**Requirement:**
In the listing below, find every line with the string "have" and pull it out.

** BEGIN Data for this exercise **

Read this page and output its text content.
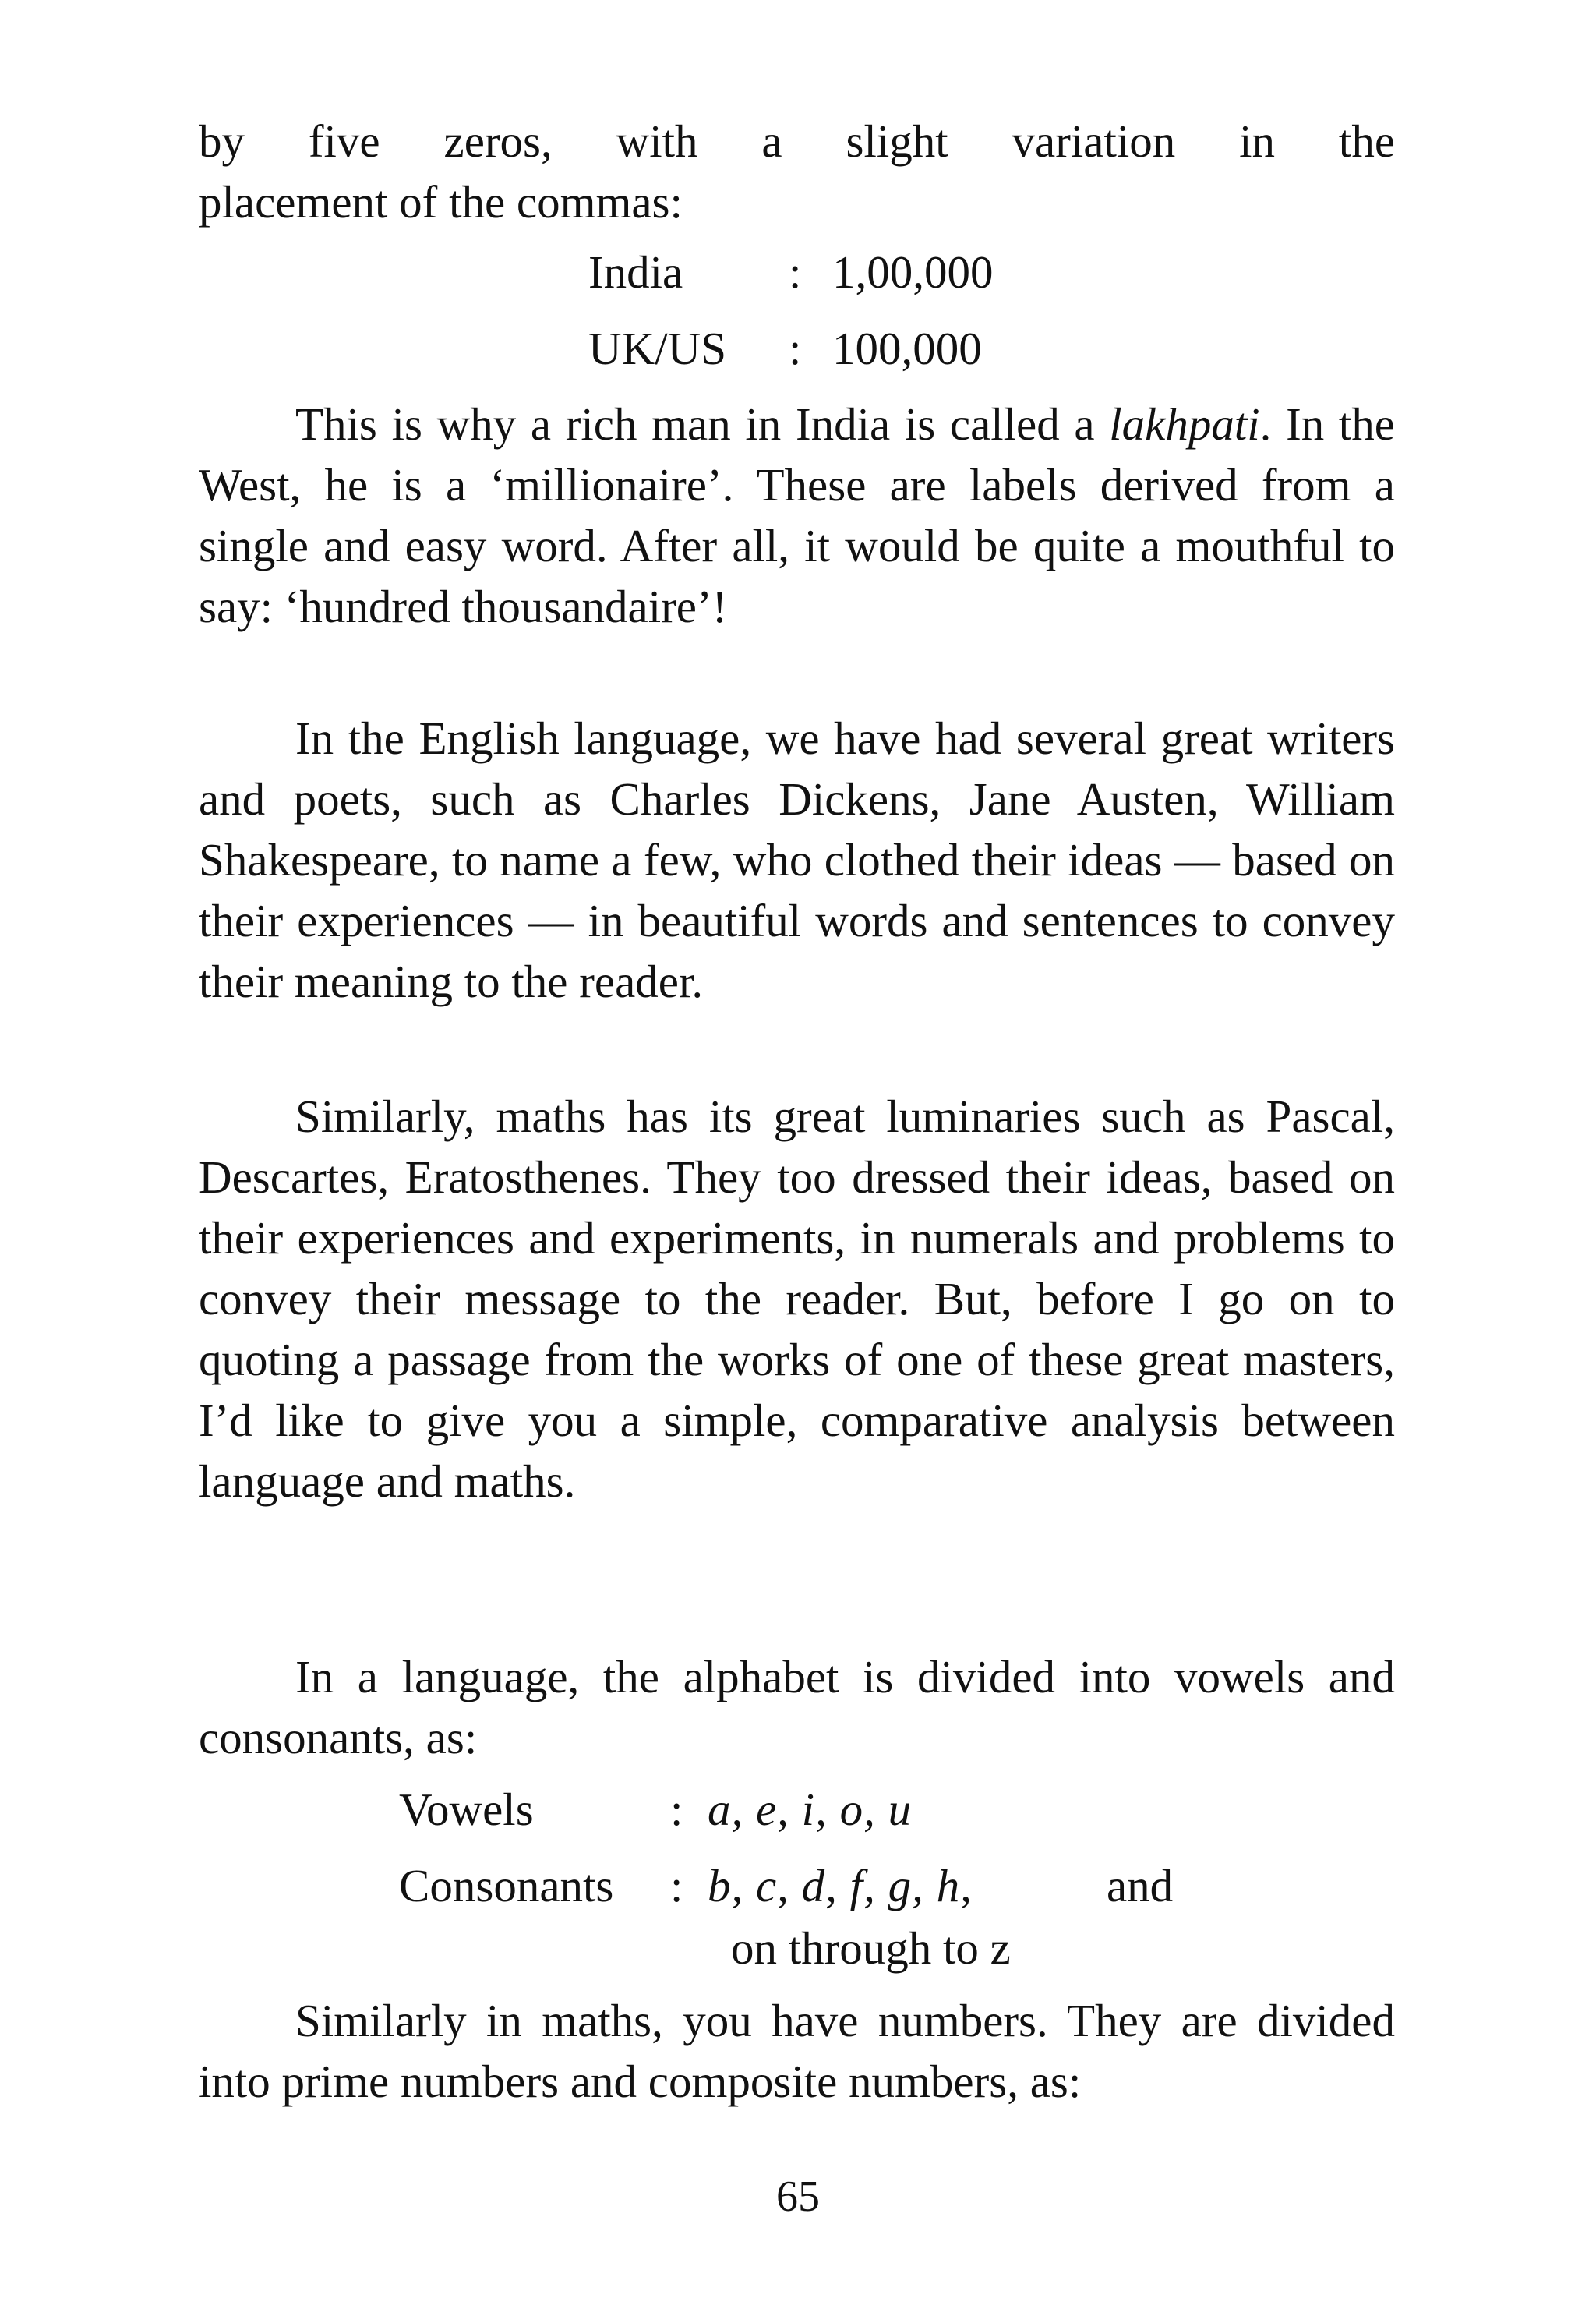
by five zeros, with a slight variation in the

placement of the commas:

India : 1,00,000
UK/US : 100,000

This is why a rich man in India is called a lakhpati. In the West, he is a ‘millionaire’. These are labels derived from a single and easy word. After all, it would be quite a mouthful to say: ‘hundred thousandaire’!

In the English language, we have had several great writers and poets, such as Charles Dickens, Jane Austen, William Shakespeare, to name a few, who clothed their ideas — based on their experiences — in beautiful words and sentences to convey their meaning to the reader.

Similarly, maths has its great luminaries such as Pascal, Descartes, Eratosthenes. They too dressed their ideas, based on their experiences and experiments, in numerals and problems to convey their message to the reader. But, before I go on to quoting a passage from the works of one of these great masters, I’d like to give you a simple, comparative analysis between language and maths.

In a language, the alphabet is divided into vowels and consonants, as:

Vowels	: a, e, i, o, u
Consonants : b, c, d, f, g, h,	and
on through to z

Similarly in maths, you have numbers. They are divided into prime numbers and composite numbers, as:

65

** END Data for this exercise **

**Written reply:**
In the English language, we have had several great writers and poets, such as Charles Dickens, Jane Austen, William Shakespeare, to name a few, who clothed their ideas — based on their experiences — in beautiful words and sentences to convey their meaning to the reader.
Similarly in maths, you have numbers. They are divided into prime numbers and composite numbers, as:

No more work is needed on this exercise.